Verilen metin
※

Mlliyet Milliyet Blog Milliyet Blog
 
Facebook Connect
Blog Kategorileri
 

16 Ekim '07

 
Kategori
Sosyoloji
 

Almanya 1933

Almanya 1933
 

Moldova ile oynanan futbol maçında Türkiye Milli Takımının oyuncuları, ulusal marşların çalınması sırasında asker selamına durdular. Ardından bir televizyon kanalı, çatışmalarda hayatını yitiren asker ailelerine yardım adı altında bağış kampanyası başlattı ve nihayetinde tezkere meclise geldi. Bütün bunlar yaşanırken, medya sanki yabancı bir ülke ile savaşa giriyormuşuz gibi kahramanlık türkülerini her tonda ve her makamda okumaya başladı. Bu okumayla birlikte akıl almaz bir şiddet sarmalına döndü her şey. Farklı seslerin çok kolay hedef gösterildiği 1930’lu yılların Almanya’sındayız sanki.

※

[Kutulu öğe kayıtları]

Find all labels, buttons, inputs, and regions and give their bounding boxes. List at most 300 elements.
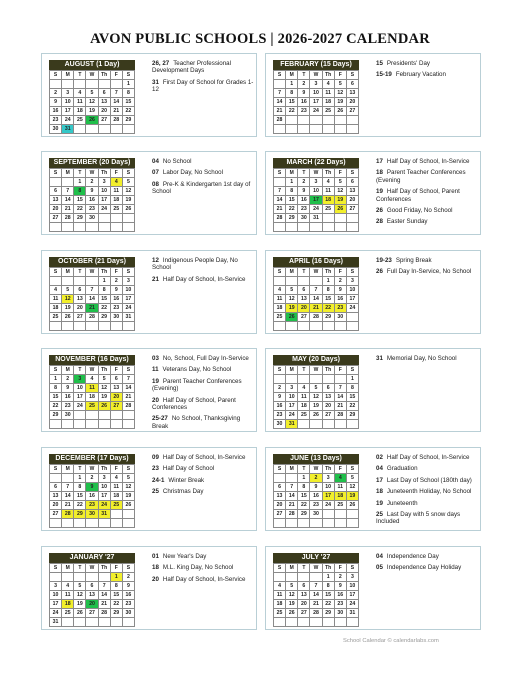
- empty-day-cell: [286, 519, 298, 528]
- empty-day-cell: [62, 618, 74, 627]
- day-cell: 22: [74, 205, 86, 214]
- day-cell: 3: [62, 89, 74, 98]
- day-cell: 7: [122, 375, 134, 384]
- empty-day-cell: [50, 277, 62, 286]
- day-cell: 11: [110, 187, 122, 196]
- day-cell: 5: [346, 474, 358, 483]
- event-item: [376, 355, 480, 362]
- event-text: Half Day of School: [162, 465, 215, 473]
- weekday-label: S: [122, 169, 134, 178]
- day-cell: 24: [122, 304, 134, 313]
- empty-day-cell: [50, 178, 62, 187]
- day-cell: 12: [310, 393, 322, 402]
- empty-day-cell: [346, 125, 358, 134]
- day-cell: 13: [298, 295, 310, 304]
- day-cell: 15: [298, 492, 310, 501]
- empty-day-cell: [334, 116, 346, 125]
- day-cell: 1: [122, 80, 134, 89]
- day-cell: 10: [74, 384, 86, 393]
- day-cell: 12: [122, 187, 134, 196]
- events-list: [376, 158, 480, 230]
- weekday-label: T: [298, 268, 310, 277]
- day-cell: 28: [286, 510, 298, 519]
- empty-day-cell: [334, 618, 346, 627]
- empty-day-cell: [62, 277, 74, 286]
- event-text: Last Day with 5 snow days Included: [376, 511, 461, 526]
- weekday-label: M: [286, 268, 298, 277]
- day-cell: 8: [110, 582, 122, 591]
- empty-day-cell: [310, 375, 322, 384]
- month-cell: [265, 250, 481, 334]
- day-cell: 15: [50, 393, 62, 402]
- day-cell: 8: [74, 483, 86, 492]
- event-item: [152, 366, 256, 373]
- day-cell: 10: [50, 591, 62, 600]
- day-cell: 12: [62, 295, 74, 304]
- weekday-label: W: [310, 564, 322, 573]
- empty-day-cell: [322, 214, 334, 223]
- event-item: [376, 60, 480, 67]
- month-header: APRIL (16 Days): [273, 257, 359, 267]
- day-cell: 8: [74, 187, 86, 196]
- empty-day-cell: [74, 411, 86, 420]
- day-cell: 6: [346, 178, 358, 187]
- event-item: [152, 257, 256, 272]
- day-cell: 4: [274, 582, 286, 591]
- weekday-label: S: [346, 268, 358, 277]
- day-cell: 3: [74, 375, 86, 384]
- event-date: 03: [152, 355, 159, 362]
- day-cell: 24: [98, 501, 110, 510]
- event-item: [152, 454, 256, 461]
- event-text: Half Day of School, Parent Conferences: [152, 396, 236, 412]
- weekday-label: F: [334, 268, 346, 277]
- empty-day-cell: [74, 322, 86, 331]
- empty-day-cell: [334, 322, 346, 331]
- day-cell: 10: [98, 483, 110, 492]
- day-cell: 23: [298, 205, 310, 214]
- weekday-label: T: [74, 564, 86, 573]
- month-calendar: [49, 454, 135, 528]
- day-cell: 21: [286, 501, 298, 510]
- day-cell: 20: [98, 107, 110, 116]
- day-cell: 8: [286, 89, 298, 98]
- day-cell: 4: [334, 474, 346, 483]
- empty-day-cell: [274, 618, 286, 627]
- event-date: 26: [376, 268, 383, 276]
- empty-day-cell: [298, 519, 310, 528]
- empty-day-cell: [86, 420, 98, 429]
- day-cell: 15: [286, 196, 298, 205]
- day-cell: 17: [286, 402, 298, 411]
- day-cell: 28: [98, 609, 110, 618]
- event-item: [152, 564, 256, 571]
- day-cell: 16: [86, 196, 98, 205]
- empty-day-cell: [286, 277, 298, 286]
- day-cell: 6: [98, 89, 110, 98]
- event-item: [152, 169, 256, 176]
- weekday-label: S: [122, 71, 134, 80]
- weekday-label: Th: [322, 366, 334, 375]
- event-text: Labor Day, No School: [162, 169, 223, 177]
- day-cell: 22: [50, 402, 62, 411]
- day-cell: 26: [334, 205, 346, 214]
- day-cell: 17: [62, 107, 74, 116]
- empty-day-cell: [346, 223, 358, 232]
- day-cell: 2: [50, 89, 62, 98]
- day-cell: 11: [322, 89, 334, 98]
- day-cell: 1: [50, 375, 62, 384]
- empty-day-cell: [310, 116, 322, 125]
- day-cell: 16: [110, 295, 122, 304]
- weekday-label: W: [310, 268, 322, 277]
- day-cell: 4: [74, 89, 86, 98]
- empty-day-cell: [98, 573, 110, 582]
- empty-day-cell: [122, 125, 134, 134]
- empty-day-cell: [62, 573, 74, 582]
- event-item: [376, 564, 480, 571]
- event-text: No School, Thanksgiving Break: [152, 415, 241, 430]
- day-cell: 9: [334, 286, 346, 295]
- day-cell: 23: [122, 600, 134, 609]
- event-date: 12: [152, 257, 159, 264]
- day-cell: 1: [298, 474, 310, 483]
- empty-day-cell: [322, 375, 334, 384]
- weekday-label: S: [346, 366, 358, 375]
- empty-day-cell: [322, 125, 334, 134]
- day-cell: 30: [122, 609, 134, 618]
- day-cell: 25: [86, 402, 98, 411]
- day-cell: 28: [310, 313, 322, 322]
- empty-day-cell: [274, 573, 286, 582]
- day-cell: 10: [310, 187, 322, 196]
- day-cell: 7: [86, 286, 98, 295]
- day-cell: 19: [74, 600, 86, 609]
- month-header: NOVEMBER (16 Days): [49, 355, 135, 365]
- event-item: [376, 158, 480, 165]
- day-cell: 10: [286, 393, 298, 402]
- events-list: [152, 355, 256, 434]
- day-cell: 8: [122, 89, 134, 98]
- weekday-label: S: [50, 169, 62, 178]
- day-cell: 24: [310, 107, 322, 116]
- day-cell: 5: [310, 384, 322, 393]
- month-header: MAY (20 Days): [273, 355, 359, 365]
- day-cell: 8: [50, 384, 62, 393]
- day-cell: 21: [62, 205, 74, 214]
- day-cell: 22: [286, 205, 298, 214]
- day-cell: 29: [74, 510, 86, 519]
- day-cell: 14: [310, 295, 322, 304]
- day-cell: 19: [98, 393, 110, 402]
- day-cell: 22: [298, 501, 310, 510]
- day-cell: 30: [274, 420, 286, 429]
- event-text: No, School, Full Day In-Service: [162, 355, 249, 362]
- empty-day-cell: [310, 322, 322, 331]
- day-cell: 24: [286, 411, 298, 420]
- day-cell: 11: [86, 384, 98, 393]
- month-cell: [265, 348, 481, 432]
- day-cell: 23: [50, 116, 62, 125]
- events-list: [152, 454, 256, 500]
- empty-day-cell: [310, 420, 322, 429]
- day-cell: 1: [322, 573, 334, 582]
- day-cell: 6: [50, 483, 62, 492]
- day-cell: 6: [274, 483, 286, 492]
- empty-day-cell: [98, 519, 110, 528]
- event-item: [152, 60, 256, 75]
- event-text: February Vacation: [395, 71, 446, 79]
- day-cell: 6: [110, 375, 122, 384]
- day-cell: 11: [322, 187, 334, 196]
- event-text: M.L. King Day, No School: [162, 564, 234, 572]
- day-cell: 26: [86, 116, 98, 125]
- day-cell: 30: [86, 214, 98, 223]
- day-cell: 14: [122, 384, 134, 393]
- empty-day-cell: [74, 277, 86, 286]
- day-cell: 26: [286, 313, 298, 322]
- empty-day-cell: [86, 519, 98, 528]
- day-cell: 16: [122, 591, 134, 600]
- event-text: New Year's Day: [162, 553, 207, 560]
- event-date: 19: [376, 499, 383, 507]
- day-cell: 22: [122, 107, 134, 116]
- day-cell: 5: [86, 89, 98, 98]
- empty-day-cell: [334, 125, 346, 134]
- day-cell: 7: [98, 582, 110, 591]
- empty-day-cell: [74, 420, 86, 429]
- event-text: First Day of School for Grades 1-12: [152, 78, 254, 94]
- empty-day-cell: [74, 618, 86, 627]
- empty-day-cell: [322, 322, 334, 331]
- empty-day-cell: [334, 223, 346, 232]
- day-cell: 1: [98, 277, 110, 286]
- weekday-label: W: [310, 366, 322, 375]
- day-cell: 5: [122, 474, 134, 483]
- day-cell: 18: [110, 492, 122, 501]
- day-cell: 19: [310, 402, 322, 411]
- day-cell: 24: [98, 205, 110, 214]
- day-cell: 3: [50, 582, 62, 591]
- month-calendar: [49, 257, 135, 331]
- month-cell: [265, 151, 481, 235]
- empty-day-cell: [286, 322, 298, 331]
- empty-day-cell: [62, 80, 74, 89]
- day-cell: 30: [334, 609, 346, 618]
- event-date: 26: [376, 207, 383, 215]
- day-cell: 18: [62, 600, 74, 609]
- day-cell: 2: [334, 277, 346, 286]
- day-cell: 8: [98, 286, 110, 295]
- weekday-label: M: [286, 564, 298, 573]
- empty-day-cell: [286, 375, 298, 384]
- empty-day-cell: [98, 420, 110, 429]
- day-cell: 28: [62, 510, 74, 519]
- event-text: Pre-K & Kindergarten 1st day of School: [152, 180, 251, 196]
- weekday-label: F: [110, 465, 122, 474]
- day-cell: 23: [334, 600, 346, 609]
- empty-day-cell: [110, 223, 122, 232]
- day-cell: 4: [322, 80, 334, 89]
- day-cell: 1: [286, 178, 298, 187]
- day-cell: 27: [274, 510, 286, 519]
- event-text: Independence Day Holiday: [386, 564, 462, 572]
- empty-day-cell: [298, 277, 310, 286]
- weekday-label: T: [74, 268, 86, 277]
- day-cell: 26: [334, 107, 346, 116]
- empty-day-cell: [74, 519, 86, 528]
- day-cell: 9: [274, 393, 286, 402]
- weekday-label: S: [50, 465, 62, 474]
- day-cell: 29: [286, 214, 298, 223]
- day-cell: 27: [298, 609, 310, 618]
- day-cell: 16: [274, 402, 286, 411]
- empty-day-cell: [286, 116, 298, 125]
- day-cell: 1: [110, 573, 122, 582]
- day-cell: 30: [334, 313, 346, 322]
- day-cell: 9: [122, 582, 134, 591]
- event-text: Juneteenth: [386, 499, 418, 507]
- weekday-label: M: [62, 268, 74, 277]
- day-cell: 27: [98, 116, 110, 125]
- event-text: Teacher Professional Development Days: [152, 60, 231, 75]
- month-header: JUNE (13 Days): [273, 454, 359, 464]
- day-cell: 23: [62, 402, 74, 411]
- empty-day-cell: [98, 214, 110, 223]
- weekday-label: Th: [322, 564, 334, 573]
- weekday-label: T: [298, 465, 310, 474]
- weekday-label: M: [286, 465, 298, 474]
- day-cell: 5: [286, 582, 298, 591]
- day-cell: 9: [334, 582, 346, 591]
- event-item: [376, 188, 480, 203]
- day-cell: 21: [274, 205, 286, 214]
- weekday-label: T: [298, 169, 310, 178]
- day-cell: 26: [98, 402, 110, 411]
- event-text: Full Day In-Service, No School: [386, 268, 472, 276]
- day-cell: 2: [274, 384, 286, 393]
- weekday-label: S: [274, 71, 286, 80]
- day-cell: 13: [74, 295, 86, 304]
- month-calendar: [273, 60, 359, 134]
- day-cell: 30: [110, 313, 122, 322]
- event-item: [376, 218, 480, 225]
- day-cell: 14: [274, 98, 286, 107]
- day-cell: 3: [310, 178, 322, 187]
- weekday-label: Th: [98, 71, 110, 80]
- day-cell: 5: [122, 178, 134, 187]
- weekday-label: W: [86, 564, 98, 573]
- day-cell: 15: [122, 98, 134, 107]
- day-cell: 14: [334, 393, 346, 402]
- event-text: Parent Teacher Conferences (Evening: [376, 169, 466, 184]
- empty-day-cell: [62, 420, 74, 429]
- day-cell: 9: [86, 187, 98, 196]
- weekday-label: T: [74, 169, 86, 178]
- event-date: 15-19: [376, 71, 392, 79]
- day-cell: 24: [74, 402, 86, 411]
- empty-day-cell: [110, 618, 122, 627]
- day-cell: 25: [298, 411, 310, 420]
- day-cell: 20: [322, 402, 334, 411]
- month-cell: [41, 53, 257, 137]
- empty-day-cell: [310, 618, 322, 627]
- empty-day-cell: [322, 223, 334, 232]
- weekday-label: Th: [98, 564, 110, 573]
- month-header: MARCH (22 Days): [273, 158, 359, 168]
- day-cell: 31: [122, 313, 134, 322]
- day-cell: 12: [334, 89, 346, 98]
- day-cell: 6: [50, 187, 62, 196]
- day-cell: 25: [322, 107, 334, 116]
- event-item: [152, 576, 256, 583]
- event-date: 09: [152, 454, 159, 461]
- day-cell: 17: [122, 295, 134, 304]
- empty-day-cell: [334, 420, 346, 429]
- event-text: Half Day of School, In-Service: [162, 575, 246, 583]
- month-cell: [265, 53, 481, 137]
- day-cell: 15: [346, 393, 358, 402]
- day-cell: 5: [98, 375, 110, 384]
- day-cell: 2: [122, 573, 134, 582]
- weekday-label: S: [50, 564, 62, 573]
- day-cell: 24: [310, 205, 322, 214]
- empty-day-cell: [62, 519, 74, 528]
- day-cell: 9: [298, 187, 310, 196]
- day-cell: 29: [74, 214, 86, 223]
- empty-day-cell: [74, 573, 86, 582]
- weekday-label: S: [274, 268, 286, 277]
- weekday-label: S: [122, 564, 134, 573]
- day-cell: 21: [122, 393, 134, 402]
- weekday-label: Th: [322, 169, 334, 178]
- empty-day-cell: [50, 80, 62, 89]
- weekday-label: M: [62, 564, 74, 573]
- day-cell: 8: [322, 286, 334, 295]
- day-cell: 28: [274, 116, 286, 125]
- weekday-label: Th: [322, 465, 334, 474]
- day-cell: 22: [110, 600, 122, 609]
- empty-day-cell: [310, 125, 322, 134]
- empty-day-cell: [62, 223, 74, 232]
- empty-day-cell: [346, 116, 358, 125]
- empty-day-cell: [50, 223, 62, 232]
- day-cell: 18: [298, 402, 310, 411]
- day-cell: 28: [62, 214, 74, 223]
- day-cell: 4: [110, 178, 122, 187]
- day-cell: 31: [98, 510, 110, 519]
- event-date: 18: [152, 564, 159, 572]
- month-calendar: [49, 158, 135, 232]
- empty-day-cell: [110, 214, 122, 223]
- day-cell: 18: [322, 196, 334, 205]
- empty-day-cell: [298, 375, 310, 384]
- day-cell: 13: [86, 591, 98, 600]
- empty-day-cell: [346, 618, 358, 627]
- day-cell: 20: [298, 600, 310, 609]
- month-header: SEPTEMBER (20 Days): [49, 158, 135, 168]
- month-calendar: [49, 60, 135, 134]
- empty-day-cell: [286, 618, 298, 627]
- day-cell: 6: [74, 286, 86, 295]
- day-cell: 23: [86, 205, 98, 214]
- event-date: 19: [376, 188, 383, 196]
- event-date: 23: [152, 465, 159, 473]
- day-cell: 5: [62, 286, 74, 295]
- day-cell: 25: [74, 116, 86, 125]
- event-text: Winter Break: [168, 476, 205, 484]
- weekday-label: Th: [98, 268, 110, 277]
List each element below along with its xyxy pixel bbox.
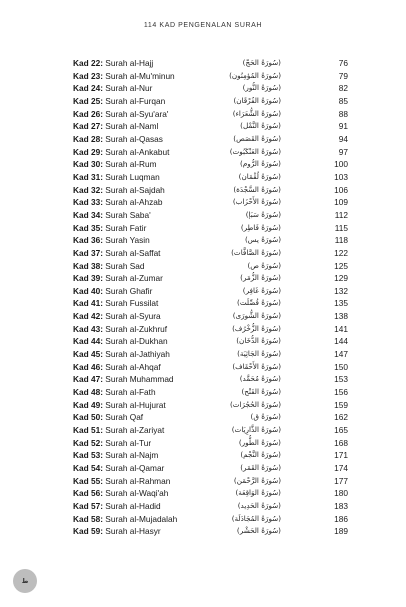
surah-name: Surah al-Zumar — [105, 273, 163, 284]
surah-name: Surah al-Rum — [105, 159, 157, 170]
page-ref: 168 — [334, 437, 348, 448]
page-ref: 76 — [338, 58, 348, 68]
card-number: Kad 47: — [73, 374, 103, 385]
surah-name: Surah al-Mu'minun — [105, 70, 175, 81]
surah-name: Surah al-Ahzab — [105, 197, 163, 208]
card-number: Kad 26: — [73, 108, 103, 119]
surah-name: Surah al-Zukhruf — [105, 323, 168, 334]
toc-row[interactable] — [73, 196, 348, 209]
surah-arabic-name: (سُورَةُ ق) — [250, 412, 281, 422]
toc-row[interactable] — [73, 285, 348, 298]
surah-arabic-name: (سُورَةُ الزُّمَر) — [240, 273, 281, 283]
toc-row[interactable] — [73, 437, 348, 450]
surah-name: Surah al-Naml — [105, 121, 159, 132]
toc-row[interactable] — [73, 475, 348, 488]
toc-row[interactable] — [73, 462, 348, 475]
toc-row[interactable] — [73, 247, 348, 260]
surah-name: Surah Sad — [105, 260, 145, 271]
surah-arabic-name: (سُورَةُ الجَاثِيَة) — [237, 349, 281, 359]
page-ref: 118 — [334, 235, 348, 246]
surah-name: Surah al-Mujadalah — [105, 513, 178, 524]
surah-name: Surah al-Fath — [105, 387, 156, 398]
toc-row[interactable] — [73, 373, 348, 386]
page-ref: 106 — [334, 184, 348, 195]
card-number: Kad 51: — [73, 425, 103, 436]
toc-row[interactable] — [73, 146, 348, 159]
toc-row[interactable] — [73, 133, 348, 146]
page-ref: 186 — [334, 513, 348, 524]
card-number: Kad 27: — [73, 121, 103, 132]
toc-row[interactable] — [73, 310, 348, 323]
toc-row[interactable] — [73, 82, 348, 95]
page-ref: 156 — [334, 387, 348, 398]
toc-row[interactable] — [73, 335, 348, 348]
card-number: Kad 35: — [73, 222, 103, 233]
page-ref: 162 — [334, 412, 348, 423]
surah-name: Surah Luqman — [105, 171, 160, 182]
card-number: Kad 57: — [73, 500, 103, 511]
toc-row[interactable] — [73, 449, 348, 462]
card-number: Kad 59: — [73, 526, 103, 537]
surah-name: Surah al-Zariyat — [105, 425, 165, 436]
card-number: Kad 40: — [73, 285, 103, 296]
surah-arabic-name: (سُورَةُ المُجَادَلَة) — [231, 513, 281, 523]
surah-arabic-name: (سُورَةُ النَّمْل) — [240, 121, 281, 131]
card-number: Kad 32: — [73, 184, 103, 195]
card-number: Kad 58: — [73, 513, 103, 524]
card-number: Kad 31: — [73, 171, 103, 182]
surah-name: Surah al-Hujurat — [105, 399, 166, 410]
surah-arabic-name: (سُورَةُ الأَحْزَاب) — [232, 197, 281, 207]
surah-name: Surah Yasin — [105, 235, 150, 246]
page-ref: 138 — [334, 311, 348, 322]
toc-row[interactable] — [73, 361, 348, 374]
card-number: Kad 50: — [73, 412, 103, 423]
card-number: Kad 55: — [73, 475, 103, 486]
surah-name: Surah Fatir — [105, 222, 147, 233]
toc-row[interactable] — [73, 513, 348, 526]
surah-arabic-name: (سُورَةُ الشُّورَى) — [232, 311, 281, 321]
surah-arabic-name: (سُورَةُ الشُّعَرَاء) — [232, 108, 281, 118]
surah-arabic-name: (سُورَةُ النُّور) — [242, 83, 281, 93]
card-number: Kad 45: — [73, 349, 103, 360]
card-number: Kad 46: — [73, 361, 103, 372]
surah-name: Surah Fussilat — [105, 298, 159, 309]
page-ref: 159 — [334, 399, 348, 410]
page-ref: 150 — [334, 361, 348, 372]
toc-row[interactable] — [73, 108, 348, 121]
surah-name: Surah Saba' — [105, 209, 151, 220]
surah-name: Surah al-Furqan — [105, 95, 166, 106]
toc-row[interactable] — [73, 222, 348, 235]
card-number: Kad 39: — [73, 273, 103, 284]
card-number: Kad 22: — [73, 58, 103, 68]
card-number: Kad 49: — [73, 399, 103, 410]
table-of-contents — [73, 57, 348, 538]
page-ref: 132 — [334, 285, 348, 296]
surah-arabic-name: (سُورَةُ لُقْمَان) — [238, 171, 281, 181]
toc-row[interactable] — [73, 272, 348, 285]
surah-arabic-name: (سُورَةُ العَنْكَبُوت) — [229, 146, 281, 156]
page-ref: 153 — [334, 374, 348, 385]
page-ref: 183 — [334, 500, 348, 511]
toc-row[interactable] — [73, 297, 348, 310]
page-ref: 135 — [334, 298, 348, 309]
card-number: Kad 54: — [73, 463, 103, 473]
surah-name: Surah al-Rahman — [105, 475, 171, 486]
card-number: Kad 25: — [73, 95, 103, 106]
surah-arabic-name: (سُورَةُ السَّجْدَة) — [233, 184, 281, 194]
surah-name: Surah al-Qasas — [105, 133, 163, 144]
surah-name: Surah al-Tur — [105, 437, 152, 448]
card-number: Kad 43: — [73, 323, 103, 334]
surah-arabic-name: (سُورَةُ الرَّحْمَن) — [233, 475, 281, 485]
page-ref: 103 — [334, 171, 348, 182]
page-ref: 91 — [338, 121, 348, 132]
toc-row[interactable] — [73, 487, 348, 500]
toc-row[interactable] — [73, 158, 348, 171]
surah-arabic-name: (سُورَةُ القَمَر) — [240, 463, 281, 472]
card-number: Kad 23: — [73, 70, 103, 81]
toc-row[interactable] — [73, 260, 348, 273]
page-ref: 109 — [334, 197, 348, 208]
surah-name: Surah al-Saffat — [105, 247, 161, 258]
surah-name: Surah al-Ankabut — [105, 146, 170, 157]
page-ref: 82 — [338, 83, 348, 94]
page-number-badge: ط — [13, 569, 37, 593]
surah-name: Surah Ghafir — [105, 285, 153, 296]
surah-arabic-name: (سُورَةُ مُحَمَّد) — [239, 374, 281, 384]
surah-arabic-name: (سُورَةُ الفَتْح) — [241, 387, 281, 397]
surah-name: Surah al-Sajdah — [105, 184, 165, 195]
surah-arabic-name: (سُورَةُ الحَجّ) — [242, 58, 281, 67]
surah-arabic-name: (سُورَةُ النَّجْم) — [240, 450, 281, 460]
surah-name: Surah al-Syu'ara' — [105, 108, 169, 119]
card-number: Kad 44: — [73, 336, 103, 347]
page-ref: 144 — [334, 336, 348, 347]
card-number: Kad 37: — [73, 247, 103, 258]
card-number: Kad 53: — [73, 450, 103, 461]
toc-row[interactable] — [73, 184, 348, 197]
toc-row[interactable] — [73, 209, 348, 222]
surah-arabic-name: (سُورَةُ الحَشْر) — [236, 526, 281, 536]
page-ref: 125 — [334, 260, 348, 271]
surah-name: Surah Qaf — [105, 412, 144, 423]
toc-row[interactable] — [73, 95, 348, 108]
surah-arabic-name: (سُورَةُ الذَّارِيَات) — [231, 425, 281, 435]
surah-name: Surah al-Qamar — [105, 463, 165, 473]
surah-name: Surah Muhammad — [105, 374, 174, 385]
page-ref: 180 — [334, 488, 348, 499]
toc-row[interactable] — [73, 323, 348, 336]
page-ref: 122 — [334, 247, 348, 258]
card-number: Kad 28: — [73, 133, 103, 144]
surah-arabic-name: (سُورَةُ الزُّخْرُف) — [232, 323, 281, 333]
surah-name: Surah al-Dukhan — [105, 336, 168, 347]
card-number: Kad 52: — [73, 437, 103, 448]
surah-arabic-name: (سُورَةُ ص) — [247, 260, 281, 270]
page-ref: 174 — [334, 463, 348, 473]
surah-arabic-name: (سُورَةُ الطُّور) — [238, 437, 281, 447]
toc-row[interactable] — [73, 70, 348, 83]
surah-name: Surah al-Nur — [105, 83, 153, 94]
page-ref: 171 — [334, 450, 348, 461]
toc-row[interactable] — [73, 171, 348, 184]
card-number: Kad 42: — [73, 311, 103, 322]
toc-row[interactable] — [73, 424, 348, 437]
surah-name: Surah al-Najm — [105, 450, 159, 461]
card-number: Kad 36: — [73, 235, 103, 246]
page-ref: 94 — [338, 133, 348, 144]
page-ref: 165 — [334, 425, 348, 436]
surah-arabic-name: (سُورَةُ الوَاقِعَة) — [235, 488, 281, 498]
page-ref: 115 — [334, 222, 348, 233]
page-ref: 100 — [334, 159, 348, 170]
page-ref: 88 — [338, 108, 348, 119]
toc-row[interactable] — [73, 120, 348, 133]
toc-row[interactable] — [73, 411, 348, 424]
toc-row[interactable] — [73, 399, 348, 412]
page-ref: 97 — [338, 146, 348, 157]
surah-arabic-name: (سُورَةُ المُؤمِنُون) — [229, 70, 281, 80]
surah-name: Surah al-Hadid — [105, 500, 161, 511]
card-number: Kad 41: — [73, 298, 103, 309]
surah-arabic-name: (سُورَةُ الأَحْقَاف) — [232, 361, 281, 371]
surah-arabic-name: (سُورَةُ الحَدِيد) — [237, 500, 281, 510]
card-number: Kad 48: — [73, 387, 103, 398]
surah-name: Surah al-Syura — [105, 311, 161, 322]
toc-row[interactable] — [73, 234, 348, 247]
surah-arabic-name: (سُورَةُ فَاطِر) — [240, 222, 281, 232]
page-ref: 147 — [334, 349, 348, 360]
toc-row[interactable] — [73, 500, 348, 513]
toc-row[interactable] — [73, 57, 348, 70]
card-number: Kad 33: — [73, 197, 103, 208]
toc-row[interactable] — [73, 348, 348, 361]
page-ref: 112 — [334, 209, 348, 220]
surah-arabic-name: (سُورَةُ سَبَإ) — [245, 209, 281, 219]
page-ref: 177 — [334, 475, 348, 486]
surah-name: Surah al-Ahqaf — [105, 361, 161, 372]
surah-arabic-name: (سُورَةُ الرُّوم) — [240, 159, 281, 169]
surah-arabic-name: (سُورَةُ الصَّافَّات) — [231, 247, 281, 257]
surah-arabic-name: (سُورَةُ القَصَص) — [233, 133, 281, 143]
card-number: Kad 38: — [73, 260, 103, 271]
surah-name: Surah al-Waqi'ah — [105, 488, 169, 499]
toc-row[interactable] — [73, 386, 348, 399]
surah-arabic-name: (سُورَةُ يس) — [244, 235, 281, 245]
surah-name: Surah al-Hajj — [105, 58, 154, 68]
surah-arabic-name: (سُورَةُ الدُّخَان) — [236, 336, 281, 346]
card-number: Kad 30: — [73, 159, 103, 170]
surah-arabic-name: (سُورَةُ غَافِر) — [242, 285, 281, 295]
surah-name: Surah al-Hasyr — [105, 526, 161, 537]
page-ref: 141 — [334, 323, 348, 334]
card-number: Kad 56: — [73, 488, 103, 499]
page-ref: 79 — [338, 70, 348, 81]
card-number: Kad 24: — [73, 83, 103, 94]
page-ref: 189 — [334, 526, 348, 537]
surah-name: Surah al-Jathiyah — [105, 349, 170, 360]
surah-arabic-name: (سُورَةُ الفُرْقَان) — [233, 95, 281, 105]
surah-arabic-name: (سُورَةُ الحُجُرَات) — [229, 399, 281, 409]
card-number: Kad 34: — [73, 209, 103, 220]
card-number: Kad 29: — [73, 146, 103, 157]
surah-arabic-name: (سُورَةُ فُصِّلَت) — [237, 298, 281, 308]
page-ref: 129 — [334, 273, 348, 284]
running-header: 114 KAD PENGENALAN SURAH — [143, 22, 263, 29]
toc-row[interactable] — [73, 525, 348, 538]
page-ref: 85 — [338, 95, 348, 106]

※

Yönergeler
• a. Metinde "Bütün bunlar yaşanırken" ifadesinden önce sıralanan olayları tek tek yazın.
• b. Metni iki cümleyle özetleyin.
• c. Metin, bugünkü ortamı 1930'lu yılların Almanya'sına hangi yönüyle benzetiyor?
Öğeler başka bir kaynaktan alınmıştır.

Yanıtlar
• a.
- Moldova maçında Türkiye Milli Takımı oyuncularının ulusal marşlar çalınırken asker selamına durması
- Bir televizyon kanalının, çatışmalarda hayatını kaybeden askerlerin ailelerine yardım adı altında bağış kampanyası başlatması
- Tezkerenin meclise gelmesi

• b. Milli takım oyuncularının asker selamı, bir televizyon kanalının bağış kampanyası ve tezkerenin meclise gelmesiyle medya, yabancı bir ülkeyle savaşa giriliyormuş gibi kahramanlık türküleri söylemeye başladı. Her şey akıl almaz bir şiddet sarmalına dönüştü ve ortam, farklı seslerin kolayca hedef gösterildiği 1930'ların Almanya'sını andırır hâle geldi.

• c. Metne göre o yılların Almanya'sında farklı sesler çok kolay hedef gösteriliyordu. Yaşanan şiddet sarmalında da aynı durum söz konusu olduğu için bugünkü ortam o döneme benzetiliyor.